* Start *

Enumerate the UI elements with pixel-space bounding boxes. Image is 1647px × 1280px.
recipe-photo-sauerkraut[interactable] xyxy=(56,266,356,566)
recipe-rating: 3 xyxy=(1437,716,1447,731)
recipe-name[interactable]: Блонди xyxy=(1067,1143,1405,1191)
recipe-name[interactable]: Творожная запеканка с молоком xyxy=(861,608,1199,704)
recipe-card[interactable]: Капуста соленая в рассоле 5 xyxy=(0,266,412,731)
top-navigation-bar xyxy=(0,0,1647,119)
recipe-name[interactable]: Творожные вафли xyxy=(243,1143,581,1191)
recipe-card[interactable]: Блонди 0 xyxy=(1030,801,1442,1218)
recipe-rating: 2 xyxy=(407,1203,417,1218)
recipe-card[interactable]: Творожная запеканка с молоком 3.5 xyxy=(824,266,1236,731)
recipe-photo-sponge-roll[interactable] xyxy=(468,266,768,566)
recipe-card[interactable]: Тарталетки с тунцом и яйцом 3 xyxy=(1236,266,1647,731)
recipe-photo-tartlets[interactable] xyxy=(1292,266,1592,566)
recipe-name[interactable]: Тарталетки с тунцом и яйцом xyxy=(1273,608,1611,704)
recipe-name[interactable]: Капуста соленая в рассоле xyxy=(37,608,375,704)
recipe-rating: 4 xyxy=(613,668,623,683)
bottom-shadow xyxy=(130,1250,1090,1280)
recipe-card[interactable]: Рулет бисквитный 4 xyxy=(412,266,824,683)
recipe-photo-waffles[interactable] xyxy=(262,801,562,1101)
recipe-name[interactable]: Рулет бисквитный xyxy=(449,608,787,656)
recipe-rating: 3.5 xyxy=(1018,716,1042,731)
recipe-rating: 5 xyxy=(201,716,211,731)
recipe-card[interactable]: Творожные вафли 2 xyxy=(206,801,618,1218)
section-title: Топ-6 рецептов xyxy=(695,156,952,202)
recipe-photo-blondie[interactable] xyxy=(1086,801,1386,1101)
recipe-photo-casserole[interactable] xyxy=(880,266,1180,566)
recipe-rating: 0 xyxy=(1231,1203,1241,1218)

* End *

● Do this:
Copy every line of the records above verbatim, without changing any character.

● Result for this exercise:
Enumerate the UI elements with pixel-space bounding boxes. Image is 1647px × 1280px.
recipe-photo-sauerkraut[interactable] xyxy=(56,266,356,566)
recipe-rating: 3 xyxy=(1437,716,1447,731)
recipe-name[interactable]: Блонди xyxy=(1067,1143,1405,1191)
recipe-name[interactable]: Творожная запеканка с молоком xyxy=(861,608,1199,704)
recipe-card[interactable]: Капуста соленая в рассоле 5 xyxy=(0,266,412,731)
top-navigation-bar xyxy=(0,0,1647,119)
recipe-name[interactable]: Творожные вафли xyxy=(243,1143,581,1191)
recipe-card[interactable]: Блонди 0 xyxy=(1030,801,1442,1218)
recipe-rating: 2 xyxy=(407,1203,417,1218)
recipe-card[interactable]: Творожная запеканка с молоком 3.5 xyxy=(824,266,1236,731)
recipe-photo-sponge-roll[interactable] xyxy=(468,266,768,566)
recipe-card[interactable]: Тарталетки с тунцом и яйцом 3 xyxy=(1236,266,1647,731)
recipe-photo-tartlets[interactable] xyxy=(1292,266,1592,566)
recipe-name[interactable]: Тарталетки с тунцом и яйцом xyxy=(1273,608,1611,704)
recipe-name[interactable]: Капуста соленая в рассоле xyxy=(37,608,375,704)
recipe-rating: 4 xyxy=(613,668,623,683)
bottom-shadow xyxy=(130,1250,1090,1280)
recipe-card[interactable]: Рулет бисквитный 4 xyxy=(412,266,824,683)
recipe-photo-waffles[interactable] xyxy=(262,801,562,1101)
recipe-name[interactable]: Рулет бисквитный xyxy=(449,608,787,656)
recipe-rating: 3.5 xyxy=(1018,716,1042,731)
recipe-rating: 5 xyxy=(201,716,211,731)
recipe-card[interactable]: Творожные вафли 2 xyxy=(206,801,618,1218)
section-title: Топ-6 рецептов xyxy=(695,156,952,202)
recipe-photo-blondie[interactable] xyxy=(1086,801,1386,1101)
recipe-photo-casserole[interactable] xyxy=(880,266,1180,566)
recipe-rating: 0 xyxy=(1231,1203,1241,1218)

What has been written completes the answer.